- **TASK PROMPT**
Present the following data again exactly as it is shown.

- **SOURCE RECORDS**
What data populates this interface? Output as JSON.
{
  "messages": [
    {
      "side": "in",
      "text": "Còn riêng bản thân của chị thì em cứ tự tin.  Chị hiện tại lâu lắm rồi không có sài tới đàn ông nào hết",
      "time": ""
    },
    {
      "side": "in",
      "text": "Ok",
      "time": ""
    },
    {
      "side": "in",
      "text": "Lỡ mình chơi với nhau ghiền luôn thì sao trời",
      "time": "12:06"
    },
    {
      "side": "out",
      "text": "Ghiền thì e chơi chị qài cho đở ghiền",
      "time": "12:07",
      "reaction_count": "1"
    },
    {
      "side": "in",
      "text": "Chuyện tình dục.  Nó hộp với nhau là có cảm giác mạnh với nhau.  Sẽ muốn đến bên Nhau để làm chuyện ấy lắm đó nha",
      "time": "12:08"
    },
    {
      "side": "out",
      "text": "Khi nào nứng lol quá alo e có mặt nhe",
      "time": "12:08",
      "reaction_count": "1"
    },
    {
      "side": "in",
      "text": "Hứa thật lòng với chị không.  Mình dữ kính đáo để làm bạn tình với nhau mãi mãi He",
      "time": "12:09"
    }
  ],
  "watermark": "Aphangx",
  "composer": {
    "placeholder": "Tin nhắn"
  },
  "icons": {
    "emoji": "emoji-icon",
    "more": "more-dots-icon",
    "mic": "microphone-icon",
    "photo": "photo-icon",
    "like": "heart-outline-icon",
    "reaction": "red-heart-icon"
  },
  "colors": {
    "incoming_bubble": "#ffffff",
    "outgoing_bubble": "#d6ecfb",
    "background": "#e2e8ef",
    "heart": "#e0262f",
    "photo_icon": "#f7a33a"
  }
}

- **REPLY**
What data populates this interface? Output as JSON.
{
  "messages": [
    {
      "side": "in",
      "text": "Còn riêng bản thân của chị thì em cứ tự tin.  Chị hiện tại lâu lắm rồi không có sài tới đàn ông nào hết",
      "time": ""
    },
    {
      "side": "in",
      "text": "Ok",
      "time": ""
    },
    {
      "side": "in",
      "text": "Lỡ mình chơi với nhau ghiền luôn thì sao trời",
      "time": "12:06"
    },
    {
      "side": "out",
      "text": "Ghiền thì e chơi chị qài cho đở ghiền",
      "time": "12:07",
      "reaction_count": "1"
    },
    {
      "side": "in",
      "text": "Chuyện tình dục.  Nó hộp với nhau là có cảm giác mạnh với nhau.  Sẽ muốn đến bên Nhau để làm chuyện ấy lắm đó nha",
      "time": "12:08"
    },
    {
      "side": "out",
      "text": "Khi nào nứng lol quá alo e có mặt nhe",
      "time": "12:08",
      "reaction_count": "1"
    },
    {
      "side": "in",
      "text": "Hứa thật lòng với chị không.  Mình dữ kính đáo để làm bạn tình với nhau mãi mãi He",
      "time": "12:09"
    }
  ],
  "watermark": "Aphangx",
  "composer": {
    "placeholder": "Tin nhắn"
  },
  "icons": {
    "emoji": "emoji-icon",
    "more": "more-dots-icon",
    "mic": "microphone-icon",
    "photo": "photo-icon",
    "like": "heart-outline-icon",
    "reaction": "red-heart-icon"
  },
  "colors": {
    "incoming_bubble": "#ffffff",
    "outgoing_bubble": "#d6ecfb",
    "background": "#e2e8ef",
    "heart": "#e0262f",
    "photo_icon": "#f7a33a"
  }
}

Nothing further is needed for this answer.